> _STATED TASK_
Using the records below, locate all lines containing "title" and return them.

-- START RECORDS FOR THIS TASK --

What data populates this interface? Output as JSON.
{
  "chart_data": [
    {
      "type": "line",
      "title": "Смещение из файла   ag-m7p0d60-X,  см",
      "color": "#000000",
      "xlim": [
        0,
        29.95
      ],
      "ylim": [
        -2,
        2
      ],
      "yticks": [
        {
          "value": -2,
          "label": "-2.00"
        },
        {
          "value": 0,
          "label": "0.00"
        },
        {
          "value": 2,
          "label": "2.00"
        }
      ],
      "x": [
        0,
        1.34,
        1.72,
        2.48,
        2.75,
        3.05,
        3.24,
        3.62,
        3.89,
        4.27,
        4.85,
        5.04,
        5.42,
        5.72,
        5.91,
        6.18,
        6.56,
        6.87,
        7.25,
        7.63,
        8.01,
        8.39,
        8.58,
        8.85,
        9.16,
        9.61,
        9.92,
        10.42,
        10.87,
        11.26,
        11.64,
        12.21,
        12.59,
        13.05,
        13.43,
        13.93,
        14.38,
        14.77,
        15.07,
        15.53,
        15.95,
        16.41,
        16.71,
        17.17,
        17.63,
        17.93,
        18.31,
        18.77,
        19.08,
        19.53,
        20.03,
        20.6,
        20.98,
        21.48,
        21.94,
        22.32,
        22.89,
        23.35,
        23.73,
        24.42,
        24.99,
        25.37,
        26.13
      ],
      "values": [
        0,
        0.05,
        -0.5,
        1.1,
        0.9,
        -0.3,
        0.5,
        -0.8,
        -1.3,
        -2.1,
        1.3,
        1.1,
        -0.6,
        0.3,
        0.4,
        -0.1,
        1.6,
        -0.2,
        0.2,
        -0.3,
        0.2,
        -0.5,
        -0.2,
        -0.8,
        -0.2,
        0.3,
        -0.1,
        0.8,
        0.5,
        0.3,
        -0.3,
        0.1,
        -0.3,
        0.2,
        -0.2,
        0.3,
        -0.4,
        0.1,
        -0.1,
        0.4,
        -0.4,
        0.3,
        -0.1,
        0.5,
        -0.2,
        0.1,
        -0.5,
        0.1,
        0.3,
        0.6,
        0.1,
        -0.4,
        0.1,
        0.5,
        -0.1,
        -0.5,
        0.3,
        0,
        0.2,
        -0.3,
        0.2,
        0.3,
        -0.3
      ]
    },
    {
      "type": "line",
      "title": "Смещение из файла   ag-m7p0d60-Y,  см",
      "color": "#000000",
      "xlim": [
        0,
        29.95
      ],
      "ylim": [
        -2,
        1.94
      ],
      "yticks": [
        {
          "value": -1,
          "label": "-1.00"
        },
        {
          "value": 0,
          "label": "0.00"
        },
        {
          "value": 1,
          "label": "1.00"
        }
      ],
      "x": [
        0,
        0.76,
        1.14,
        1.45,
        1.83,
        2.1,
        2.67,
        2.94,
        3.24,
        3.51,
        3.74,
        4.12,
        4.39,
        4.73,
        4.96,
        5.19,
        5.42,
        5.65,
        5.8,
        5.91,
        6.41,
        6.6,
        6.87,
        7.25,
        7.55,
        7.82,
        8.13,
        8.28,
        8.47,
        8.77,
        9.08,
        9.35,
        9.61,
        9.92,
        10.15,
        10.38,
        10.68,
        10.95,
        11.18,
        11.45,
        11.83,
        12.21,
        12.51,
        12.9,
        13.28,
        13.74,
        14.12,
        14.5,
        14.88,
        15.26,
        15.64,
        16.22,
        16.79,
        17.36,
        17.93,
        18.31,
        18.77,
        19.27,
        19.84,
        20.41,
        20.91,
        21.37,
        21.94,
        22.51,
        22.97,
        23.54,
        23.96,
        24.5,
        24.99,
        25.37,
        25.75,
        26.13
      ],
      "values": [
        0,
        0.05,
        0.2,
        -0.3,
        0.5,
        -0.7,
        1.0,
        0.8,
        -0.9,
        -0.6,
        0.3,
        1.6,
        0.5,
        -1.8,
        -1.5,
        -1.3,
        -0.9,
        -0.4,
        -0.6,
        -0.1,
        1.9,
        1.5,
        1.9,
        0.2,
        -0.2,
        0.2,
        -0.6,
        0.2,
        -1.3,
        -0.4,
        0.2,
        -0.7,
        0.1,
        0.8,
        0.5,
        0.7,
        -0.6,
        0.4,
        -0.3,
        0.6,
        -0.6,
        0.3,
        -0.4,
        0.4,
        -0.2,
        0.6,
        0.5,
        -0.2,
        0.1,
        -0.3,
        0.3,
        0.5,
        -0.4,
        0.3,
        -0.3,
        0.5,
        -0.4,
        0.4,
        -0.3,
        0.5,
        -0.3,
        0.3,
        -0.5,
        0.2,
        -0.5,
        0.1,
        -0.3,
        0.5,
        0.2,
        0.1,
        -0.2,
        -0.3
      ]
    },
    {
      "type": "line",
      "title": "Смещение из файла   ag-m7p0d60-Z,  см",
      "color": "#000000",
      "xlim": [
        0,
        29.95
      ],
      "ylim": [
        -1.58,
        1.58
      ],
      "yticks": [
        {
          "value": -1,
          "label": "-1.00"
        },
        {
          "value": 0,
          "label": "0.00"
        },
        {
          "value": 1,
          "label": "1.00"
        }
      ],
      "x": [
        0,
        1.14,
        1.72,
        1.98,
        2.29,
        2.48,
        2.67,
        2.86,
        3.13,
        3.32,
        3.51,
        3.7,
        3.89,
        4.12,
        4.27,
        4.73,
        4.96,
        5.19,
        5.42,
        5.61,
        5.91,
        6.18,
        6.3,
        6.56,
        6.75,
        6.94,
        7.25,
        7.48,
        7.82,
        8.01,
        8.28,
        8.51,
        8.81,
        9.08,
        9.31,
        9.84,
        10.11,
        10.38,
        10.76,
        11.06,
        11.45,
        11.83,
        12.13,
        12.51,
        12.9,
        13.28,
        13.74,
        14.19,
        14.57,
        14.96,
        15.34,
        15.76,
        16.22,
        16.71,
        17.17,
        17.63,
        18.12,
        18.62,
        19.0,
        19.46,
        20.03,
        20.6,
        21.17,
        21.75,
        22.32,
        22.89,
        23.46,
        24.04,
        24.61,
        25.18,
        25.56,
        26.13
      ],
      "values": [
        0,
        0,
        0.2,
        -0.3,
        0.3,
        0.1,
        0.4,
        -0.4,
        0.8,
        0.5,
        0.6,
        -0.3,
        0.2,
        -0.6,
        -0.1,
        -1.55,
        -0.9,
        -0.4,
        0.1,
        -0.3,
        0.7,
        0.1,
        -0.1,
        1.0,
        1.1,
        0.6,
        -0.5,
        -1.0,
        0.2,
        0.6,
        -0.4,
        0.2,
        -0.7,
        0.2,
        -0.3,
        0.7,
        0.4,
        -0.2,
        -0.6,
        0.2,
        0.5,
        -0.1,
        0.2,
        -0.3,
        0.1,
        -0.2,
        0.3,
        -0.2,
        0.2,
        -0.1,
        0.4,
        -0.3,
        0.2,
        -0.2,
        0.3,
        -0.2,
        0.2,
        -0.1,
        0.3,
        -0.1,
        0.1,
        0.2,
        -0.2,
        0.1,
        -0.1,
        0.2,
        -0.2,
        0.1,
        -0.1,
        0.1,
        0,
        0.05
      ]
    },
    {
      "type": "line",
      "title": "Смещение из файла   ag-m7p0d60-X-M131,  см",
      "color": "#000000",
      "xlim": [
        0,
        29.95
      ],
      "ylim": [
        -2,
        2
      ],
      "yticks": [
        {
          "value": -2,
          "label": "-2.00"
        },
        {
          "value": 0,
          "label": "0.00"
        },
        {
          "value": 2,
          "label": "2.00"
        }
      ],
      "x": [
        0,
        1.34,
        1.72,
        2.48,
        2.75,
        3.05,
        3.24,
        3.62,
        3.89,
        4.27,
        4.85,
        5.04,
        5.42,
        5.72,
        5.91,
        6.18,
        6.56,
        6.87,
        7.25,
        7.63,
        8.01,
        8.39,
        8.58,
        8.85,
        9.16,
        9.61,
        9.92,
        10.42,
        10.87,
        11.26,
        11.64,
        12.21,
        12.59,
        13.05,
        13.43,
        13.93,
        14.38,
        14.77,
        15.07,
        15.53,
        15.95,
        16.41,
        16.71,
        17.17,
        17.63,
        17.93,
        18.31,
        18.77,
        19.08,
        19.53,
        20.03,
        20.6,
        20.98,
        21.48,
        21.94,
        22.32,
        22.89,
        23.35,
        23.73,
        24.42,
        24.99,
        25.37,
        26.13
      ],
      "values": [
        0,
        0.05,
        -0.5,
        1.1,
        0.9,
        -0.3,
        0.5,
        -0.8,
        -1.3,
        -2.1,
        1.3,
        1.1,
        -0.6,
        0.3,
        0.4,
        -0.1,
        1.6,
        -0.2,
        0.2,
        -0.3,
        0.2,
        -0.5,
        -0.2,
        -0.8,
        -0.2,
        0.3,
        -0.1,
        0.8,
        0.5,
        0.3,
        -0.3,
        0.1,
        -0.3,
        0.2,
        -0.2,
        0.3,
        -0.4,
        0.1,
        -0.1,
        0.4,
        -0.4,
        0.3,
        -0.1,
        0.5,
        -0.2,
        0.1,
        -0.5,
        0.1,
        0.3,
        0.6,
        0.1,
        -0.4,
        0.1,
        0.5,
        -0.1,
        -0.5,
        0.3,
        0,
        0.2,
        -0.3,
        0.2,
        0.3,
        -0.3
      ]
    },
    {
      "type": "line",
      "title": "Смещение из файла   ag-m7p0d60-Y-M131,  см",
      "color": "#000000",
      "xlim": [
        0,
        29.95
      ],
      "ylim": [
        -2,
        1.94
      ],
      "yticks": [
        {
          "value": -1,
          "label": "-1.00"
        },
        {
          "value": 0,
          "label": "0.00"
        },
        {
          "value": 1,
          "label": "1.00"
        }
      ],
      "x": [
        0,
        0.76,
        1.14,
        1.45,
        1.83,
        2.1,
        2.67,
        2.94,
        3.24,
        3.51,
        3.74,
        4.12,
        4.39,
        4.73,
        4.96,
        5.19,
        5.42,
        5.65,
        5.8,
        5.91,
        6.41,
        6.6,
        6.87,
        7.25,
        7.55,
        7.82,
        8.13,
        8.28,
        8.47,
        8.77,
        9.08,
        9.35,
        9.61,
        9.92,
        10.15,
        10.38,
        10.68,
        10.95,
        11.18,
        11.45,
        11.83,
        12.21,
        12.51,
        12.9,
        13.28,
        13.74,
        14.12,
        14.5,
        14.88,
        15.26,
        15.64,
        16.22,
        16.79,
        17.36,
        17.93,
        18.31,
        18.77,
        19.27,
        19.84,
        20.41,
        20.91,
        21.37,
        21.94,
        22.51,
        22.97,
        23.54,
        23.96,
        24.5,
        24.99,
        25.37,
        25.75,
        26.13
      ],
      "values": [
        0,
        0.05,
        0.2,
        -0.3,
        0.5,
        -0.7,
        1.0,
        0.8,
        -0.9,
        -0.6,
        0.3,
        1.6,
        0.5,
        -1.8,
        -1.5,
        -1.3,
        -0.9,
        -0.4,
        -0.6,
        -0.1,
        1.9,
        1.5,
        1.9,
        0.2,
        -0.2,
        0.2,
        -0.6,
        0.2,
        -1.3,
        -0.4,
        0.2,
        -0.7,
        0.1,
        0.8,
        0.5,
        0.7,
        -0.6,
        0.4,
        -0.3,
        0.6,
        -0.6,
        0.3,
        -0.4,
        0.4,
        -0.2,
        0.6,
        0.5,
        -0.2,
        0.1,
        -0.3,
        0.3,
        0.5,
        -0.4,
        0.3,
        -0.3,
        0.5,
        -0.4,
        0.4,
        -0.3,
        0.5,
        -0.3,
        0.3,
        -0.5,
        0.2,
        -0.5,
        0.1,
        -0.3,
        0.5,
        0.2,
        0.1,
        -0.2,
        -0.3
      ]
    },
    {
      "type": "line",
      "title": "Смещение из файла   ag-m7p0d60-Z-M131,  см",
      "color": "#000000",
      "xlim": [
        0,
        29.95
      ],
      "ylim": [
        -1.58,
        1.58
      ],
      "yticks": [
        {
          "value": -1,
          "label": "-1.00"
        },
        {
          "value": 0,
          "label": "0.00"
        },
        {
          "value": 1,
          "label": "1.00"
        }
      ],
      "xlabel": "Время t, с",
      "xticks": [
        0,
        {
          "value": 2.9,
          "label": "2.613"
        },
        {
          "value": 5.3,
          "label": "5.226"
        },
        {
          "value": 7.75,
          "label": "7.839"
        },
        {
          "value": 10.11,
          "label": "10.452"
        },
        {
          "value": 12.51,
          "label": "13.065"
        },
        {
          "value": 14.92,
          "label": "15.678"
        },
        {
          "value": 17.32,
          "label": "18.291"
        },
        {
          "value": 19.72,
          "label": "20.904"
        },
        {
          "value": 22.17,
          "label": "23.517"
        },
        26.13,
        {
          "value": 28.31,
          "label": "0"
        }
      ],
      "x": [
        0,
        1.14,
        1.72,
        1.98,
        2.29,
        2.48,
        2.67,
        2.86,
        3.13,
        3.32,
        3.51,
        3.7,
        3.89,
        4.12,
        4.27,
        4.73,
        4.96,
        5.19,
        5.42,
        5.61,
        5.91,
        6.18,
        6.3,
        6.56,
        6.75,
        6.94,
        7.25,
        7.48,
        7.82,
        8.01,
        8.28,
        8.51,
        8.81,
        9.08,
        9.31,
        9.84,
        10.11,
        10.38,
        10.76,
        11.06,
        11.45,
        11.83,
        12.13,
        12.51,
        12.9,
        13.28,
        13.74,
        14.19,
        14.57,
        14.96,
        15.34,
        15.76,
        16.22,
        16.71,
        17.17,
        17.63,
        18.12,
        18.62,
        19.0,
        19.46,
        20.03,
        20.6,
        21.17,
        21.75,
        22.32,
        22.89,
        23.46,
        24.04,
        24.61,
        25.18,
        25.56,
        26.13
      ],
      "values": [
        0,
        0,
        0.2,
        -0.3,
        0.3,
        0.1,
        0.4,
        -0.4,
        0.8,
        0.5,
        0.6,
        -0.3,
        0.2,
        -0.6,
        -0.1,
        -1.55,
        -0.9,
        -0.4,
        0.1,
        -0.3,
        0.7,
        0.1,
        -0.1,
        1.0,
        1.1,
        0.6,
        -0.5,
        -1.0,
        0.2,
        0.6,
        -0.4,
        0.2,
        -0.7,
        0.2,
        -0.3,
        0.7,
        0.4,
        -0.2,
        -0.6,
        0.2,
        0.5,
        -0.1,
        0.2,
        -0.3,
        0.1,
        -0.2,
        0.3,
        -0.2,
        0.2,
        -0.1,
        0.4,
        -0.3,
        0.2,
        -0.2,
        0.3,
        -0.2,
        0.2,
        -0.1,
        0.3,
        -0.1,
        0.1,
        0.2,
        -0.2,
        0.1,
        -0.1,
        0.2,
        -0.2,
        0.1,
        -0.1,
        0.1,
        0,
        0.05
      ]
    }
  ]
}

-- END RECORDS FOR THIS TASK --

> _ANSWER TO THE TASK_
      "title": "Смещение из файла   ag-m7p0d60-X,  см",
      "title": "Смещение из файла   ag-m7p0d60-Y,  см",
      "title": "Смещение из файла   ag-m7p0d60-Z,  см",
      "title": "Смещение из файла   ag-m7p0d60-X-M131,  см",
      "title": "Смещение из файла   ag-m7p0d60-Y-M131,  см",
      "title": "Смещение из файла   ag-m7p0d60-Z-M131,  см",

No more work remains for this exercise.